### [EXERCISE DETAILS]
Nothing should be left out: output all of the entries exactly.

### [EXTRACTED DATA]
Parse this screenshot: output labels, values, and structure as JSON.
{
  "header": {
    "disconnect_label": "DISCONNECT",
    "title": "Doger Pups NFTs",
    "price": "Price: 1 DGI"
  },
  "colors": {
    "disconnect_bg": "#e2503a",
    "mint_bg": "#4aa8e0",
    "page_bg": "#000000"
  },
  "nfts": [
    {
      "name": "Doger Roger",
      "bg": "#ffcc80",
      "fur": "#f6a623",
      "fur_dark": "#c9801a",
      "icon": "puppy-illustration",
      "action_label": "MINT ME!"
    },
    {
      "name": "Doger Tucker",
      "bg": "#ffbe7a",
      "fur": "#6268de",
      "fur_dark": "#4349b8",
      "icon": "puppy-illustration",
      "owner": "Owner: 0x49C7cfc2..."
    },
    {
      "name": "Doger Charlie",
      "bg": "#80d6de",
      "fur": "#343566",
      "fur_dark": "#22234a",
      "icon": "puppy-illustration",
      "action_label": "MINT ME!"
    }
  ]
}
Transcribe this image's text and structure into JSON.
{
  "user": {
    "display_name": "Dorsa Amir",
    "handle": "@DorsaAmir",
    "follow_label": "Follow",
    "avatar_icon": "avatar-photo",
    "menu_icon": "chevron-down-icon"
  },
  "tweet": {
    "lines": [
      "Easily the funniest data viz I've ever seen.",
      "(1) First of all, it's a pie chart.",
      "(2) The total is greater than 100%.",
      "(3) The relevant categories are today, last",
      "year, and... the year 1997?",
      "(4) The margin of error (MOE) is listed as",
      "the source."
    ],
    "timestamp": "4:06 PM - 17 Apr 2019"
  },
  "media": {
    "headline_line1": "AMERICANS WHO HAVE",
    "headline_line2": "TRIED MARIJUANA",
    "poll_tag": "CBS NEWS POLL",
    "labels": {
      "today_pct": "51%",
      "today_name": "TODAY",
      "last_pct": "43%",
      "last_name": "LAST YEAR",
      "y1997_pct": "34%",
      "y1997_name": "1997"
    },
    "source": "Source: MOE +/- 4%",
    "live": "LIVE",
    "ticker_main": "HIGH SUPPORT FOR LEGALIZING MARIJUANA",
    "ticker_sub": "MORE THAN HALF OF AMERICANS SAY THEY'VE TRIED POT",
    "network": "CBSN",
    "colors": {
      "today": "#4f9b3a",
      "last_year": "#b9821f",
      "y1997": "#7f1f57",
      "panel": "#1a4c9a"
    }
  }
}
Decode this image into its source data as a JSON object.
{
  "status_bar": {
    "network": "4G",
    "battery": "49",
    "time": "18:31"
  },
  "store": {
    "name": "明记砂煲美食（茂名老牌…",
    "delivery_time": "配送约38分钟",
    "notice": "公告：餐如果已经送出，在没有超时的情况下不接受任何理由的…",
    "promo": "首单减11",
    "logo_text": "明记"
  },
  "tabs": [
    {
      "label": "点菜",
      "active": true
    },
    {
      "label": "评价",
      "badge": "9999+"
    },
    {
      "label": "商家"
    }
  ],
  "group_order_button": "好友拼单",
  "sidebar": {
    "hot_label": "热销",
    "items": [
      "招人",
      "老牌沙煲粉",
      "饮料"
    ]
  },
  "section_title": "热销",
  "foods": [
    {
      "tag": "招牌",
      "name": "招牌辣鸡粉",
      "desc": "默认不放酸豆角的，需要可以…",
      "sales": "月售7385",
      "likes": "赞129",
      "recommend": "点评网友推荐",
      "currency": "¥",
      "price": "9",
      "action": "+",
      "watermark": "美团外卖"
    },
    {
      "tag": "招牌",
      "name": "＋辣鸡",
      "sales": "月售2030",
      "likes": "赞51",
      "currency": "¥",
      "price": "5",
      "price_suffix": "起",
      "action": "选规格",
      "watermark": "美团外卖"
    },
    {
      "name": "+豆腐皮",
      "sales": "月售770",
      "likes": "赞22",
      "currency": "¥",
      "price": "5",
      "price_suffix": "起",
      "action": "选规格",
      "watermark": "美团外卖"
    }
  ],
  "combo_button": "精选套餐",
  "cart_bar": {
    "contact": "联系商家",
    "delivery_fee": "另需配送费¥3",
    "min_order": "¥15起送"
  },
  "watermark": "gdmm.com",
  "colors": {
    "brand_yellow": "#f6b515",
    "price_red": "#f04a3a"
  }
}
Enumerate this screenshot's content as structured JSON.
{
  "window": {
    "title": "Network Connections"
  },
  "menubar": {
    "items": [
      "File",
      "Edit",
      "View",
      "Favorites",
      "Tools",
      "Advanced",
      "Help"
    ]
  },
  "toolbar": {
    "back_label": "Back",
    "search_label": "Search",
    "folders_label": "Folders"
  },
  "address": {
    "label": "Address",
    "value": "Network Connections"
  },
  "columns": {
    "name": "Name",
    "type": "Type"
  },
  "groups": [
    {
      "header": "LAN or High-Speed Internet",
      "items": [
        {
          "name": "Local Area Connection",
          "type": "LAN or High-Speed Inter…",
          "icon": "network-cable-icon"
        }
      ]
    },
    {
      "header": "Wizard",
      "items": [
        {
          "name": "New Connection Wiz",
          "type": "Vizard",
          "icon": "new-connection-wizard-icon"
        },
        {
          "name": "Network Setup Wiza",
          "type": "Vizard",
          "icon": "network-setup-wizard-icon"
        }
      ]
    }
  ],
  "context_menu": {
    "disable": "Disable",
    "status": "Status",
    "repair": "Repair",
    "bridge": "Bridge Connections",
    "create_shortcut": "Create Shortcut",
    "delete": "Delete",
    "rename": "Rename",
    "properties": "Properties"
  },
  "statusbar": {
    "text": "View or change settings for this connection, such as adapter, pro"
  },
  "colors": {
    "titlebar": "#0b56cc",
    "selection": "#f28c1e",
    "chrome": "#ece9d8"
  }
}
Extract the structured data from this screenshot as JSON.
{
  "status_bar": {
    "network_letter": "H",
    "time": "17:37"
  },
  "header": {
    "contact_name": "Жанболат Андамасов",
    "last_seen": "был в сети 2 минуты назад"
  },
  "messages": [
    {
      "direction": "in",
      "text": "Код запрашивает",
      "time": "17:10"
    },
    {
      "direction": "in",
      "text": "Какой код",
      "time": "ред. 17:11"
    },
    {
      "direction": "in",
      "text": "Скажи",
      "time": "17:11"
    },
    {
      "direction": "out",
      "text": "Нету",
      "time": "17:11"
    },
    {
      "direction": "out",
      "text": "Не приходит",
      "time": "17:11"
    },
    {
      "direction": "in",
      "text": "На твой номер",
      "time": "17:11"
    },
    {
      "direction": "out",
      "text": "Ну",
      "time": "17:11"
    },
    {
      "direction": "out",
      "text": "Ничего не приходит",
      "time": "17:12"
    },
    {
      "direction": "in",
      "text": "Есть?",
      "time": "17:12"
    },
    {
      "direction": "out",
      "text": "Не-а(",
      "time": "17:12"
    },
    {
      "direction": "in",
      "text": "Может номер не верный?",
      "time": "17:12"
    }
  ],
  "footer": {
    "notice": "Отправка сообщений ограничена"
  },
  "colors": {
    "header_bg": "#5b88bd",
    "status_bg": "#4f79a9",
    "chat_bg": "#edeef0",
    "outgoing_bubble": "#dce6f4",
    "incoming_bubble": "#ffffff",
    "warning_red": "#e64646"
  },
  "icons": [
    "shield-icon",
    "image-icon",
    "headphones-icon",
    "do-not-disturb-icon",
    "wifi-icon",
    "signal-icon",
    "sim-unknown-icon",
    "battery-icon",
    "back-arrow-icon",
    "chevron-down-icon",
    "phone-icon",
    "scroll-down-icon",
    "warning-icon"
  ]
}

### [SOLUTION]
Parse this screenshot: output labels, values, and structure as JSON.
{
  "header": {
    "disconnect_label": "DISCONNECT",
    "title": "Doger Pups NFTs",
    "price": "Price: 1 DGI"
  },
  "colors": {
    "disconnect_bg": "#e2503a",
    "mint_bg": "#4aa8e0",
    "page_bg": "#000000"
  },
  "nfts": [
    {
      "name": "Doger Roger",
      "bg": "#ffcc80",
      "fur": "#f6a623",
      "fur_dark": "#c9801a",
      "icon": "puppy-illustration",
      "action_label": "MINT ME!"
    },
    {
      "name": "Doger Tucker",
      "bg": "#ffbe7a",
      "fur": "#6268de",
      "fur_dark": "#4349b8",
      "icon": "puppy-illustration",
      "owner": "Owner: 0x49C7cfc2..."
    },
    {
      "name": "Doger Charlie",
      "bg": "#80d6de",
      "fur": "#343566",
      "fur_dark": "#22234a",
      "icon": "puppy-illustration",
      "action_label": "MINT ME!"
    }
  ]
}
Transcribe this image's text and structure into JSON.
{
  "user": {
    "display_name": "Dorsa Amir",
    "handle": "@DorsaAmir",
    "follow_label": "Follow",
    "avatar_icon": "avatar-photo",
    "menu_icon": "chevron-down-icon"
  },
  "tweet": {
    "lines": [
      "Easily the funniest data viz I've ever seen.",
      "(1) First of all, it's a pie chart.",
      "(2) The total is greater than 100%.",
      "(3) The relevant categories are today, last",
      "year, and... the year 1997?",
      "(4) The margin of error (MOE) is listed as",
      "the source."
    ],
    "timestamp": "4:06 PM - 17 Apr 2019"
  },
  "media": {
    "headline_line1": "AMERICANS WHO HAVE",
    "headline_line2": "TRIED MARIJUANA",
    "poll_tag": "CBS NEWS POLL",
    "labels": {
      "today_pct": "51%",
      "today_name": "TODAY",
      "last_pct": "43%",
      "last_name": "LAST YEAR",
      "y1997_pct": "34%",
      "y1997_name": "1997"
    },
    "source": "Source: MOE +/- 4%",
    "live": "LIVE",
    "ticker_main": "HIGH SUPPORT FOR LEGALIZING MARIJUANA",
    "ticker_sub": "MORE THAN HALF OF AMERICANS SAY THEY'VE TRIED POT",
    "network": "CBSN",
    "colors": {
      "today": "#4f9b3a",
      "last_year": "#b9821f",
      "y1997": "#7f1f57",
      "panel": "#1a4c9a"
    }
  }
}
Decode this image into its source data as a JSON object.
{
  "status_bar": {
    "network": "4G",
    "battery": "49",
    "time": "18:31"
  },
  "store": {
    "name": "明记砂煲美食（茂名老牌…",
    "delivery_time": "配送约38分钟",
    "notice": "公告：餐如果已经送出，在没有超时的情况下不接受任何理由的…",
    "promo": "首单减11",
    "logo_text": "明记"
  },
  "tabs": [
    {
      "label": "点菜",
      "active": true
    },
    {
      "label": "评价",
      "badge": "9999+"
    },
    {
      "label": "商家"
    }
  ],
  "group_order_button": "好友拼单",
  "sidebar": {
    "hot_label": "热销",
    "items": [
      "招人",
      "老牌沙煲粉",
      "饮料"
    ]
  },
  "section_title": "热销",
  "foods": [
    {
      "tag": "招牌",
      "name": "招牌辣鸡粉",
      "desc": "默认不放酸豆角的，需要可以…",
      "sales": "月售7385",
      "likes": "赞129",
      "recommend": "点评网友推荐",
      "currency": "¥",
      "price": "9",
      "action": "+",
      "watermark": "美团外卖"
    },
    {
      "tag": "招牌",
      "name": "＋辣鸡",
      "sales": "月售2030",
      "likes": "赞51",
      "currency": "¥",
      "price": "5",
      "price_suffix": "起",
      "action": "选规格",
      "watermark": "美团外卖"
    },
    {
      "name": "+豆腐皮",
      "sales": "月售770",
      "likes": "赞22",
      "currency": "¥",
      "price": "5",
      "price_suffix": "起",
      "action": "选规格",
      "watermark": "美团外卖"
    }
  ],
  "combo_button": "精选套餐",
  "cart_bar": {
    "contact": "联系商家",
    "delivery_fee": "另需配送费¥3",
    "min_order": "¥15起送"
  },
  "watermark": "gdmm.com",
  "colors": {
    "brand_yellow": "#f6b515",
    "price_red": "#f04a3a"
  }
}
Enumerate this screenshot's content as structured JSON.
{
  "window": {
    "title": "Network Connections"
  },
  "menubar": {
    "items": [
      "File",
      "Edit",
      "View",
      "Favorites",
      "Tools",
      "Advanced",
      "Help"
    ]
  },
  "toolbar": {
    "back_label": "Back",
    "search_label": "Search",
    "folders_label": "Folders"
  },
  "address": {
    "label": "Address",
    "value": "Network Connections"
  },
  "columns": {
    "name": "Name",
    "type": "Type"
  },
  "groups": [
    {
      "header": "LAN or High-Speed Internet",
      "items": [
        {
          "name": "Local Area Connection",
          "type": "LAN or High-Speed Inter…",
          "icon": "network-cable-icon"
        }
      ]
    },
    {
      "header": "Wizard",
      "items": [
        {
          "name": "New Connection Wiz",
          "type": "Vizard",
          "icon": "new-connection-wizard-icon"
        },
        {
          "name": "Network Setup Wiza",
          "type": "Vizard",
          "icon": "network-setup-wizard-icon"
        }
      ]
    }
  ],
  "context_menu": {
    "disable": "Disable",
    "status": "Status",
    "repair": "Repair",
    "bridge": "Bridge Connections",
    "create_shortcut": "Create Shortcut",
    "delete": "Delete",
    "rename": "Rename",
    "properties": "Properties"
  },
  "statusbar": {
    "text": "View or change settings for this connection, such as adapter, pro"
  },
  "colors": {
    "titlebar": "#0b56cc",
    "selection": "#f28c1e",
    "chrome": "#ece9d8"
  }
}
Extract the structured data from this screenshot as JSON.
{
  "status_bar": {
    "network_letter": "H",
    "time": "17:37"
  },
  "header": {
    "contact_name": "Жанболат Андамасов",
    "last_seen": "был в сети 2 минуты назад"
  },
  "messages": [
    {
      "direction": "in",
      "text": "Код запрашивает",
      "time": "17:10"
    },
    {
      "direction": "in",
      "text": "Какой код",
      "time": "ред. 17:11"
    },
    {
      "direction": "in",
      "text": "Скажи",
      "time": "17:11"
    },
    {
      "direction": "out",
      "text": "Нету",
      "time": "17:11"
    },
    {
      "direction": "out",
      "text": "Не приходит",
      "time": "17:11"
    },
    {
      "direction": "in",
      "text": "На твой номер",
      "time": "17:11"
    },
    {
      "direction": "out",
      "text": "Ну",
      "time": "17:11"
    },
    {
      "direction": "out",
      "text": "Ничего не приходит",
      "time": "17:12"
    },
    {
      "direction": "in",
      "text": "Есть?",
      "time": "17:12"
    },
    {
      "direction": "out",
      "text": "Не-а(",
      "time": "17:12"
    },
    {
      "direction": "in",
      "text": "Может номер не верный?",
      "time": "17:12"
    }
  ],
  "footer": {
    "notice": "Отправка сообщений ограничена"
  },
  "colors": {
    "header_bg": "#5b88bd",
    "status_bg": "#4f79a9",
    "chat_bg": "#edeef0",
    "outgoing_bubble": "#dce6f4",
    "incoming_bubble": "#ffffff",
    "warning_red": "#e64646"
  },
  "icons": [
    "shield-icon",
    "image-icon",
    "headphones-icon",
    "do-not-disturb-icon",
    "wifi-icon",
    "signal-icon",
    "sim-unknown-icon",
    "battery-icon",
    "back-arrow-icon",
    "chevron-down-icon",
    "phone-icon",
    "scroll-down-icon",
    "warning-icon"
  ]
}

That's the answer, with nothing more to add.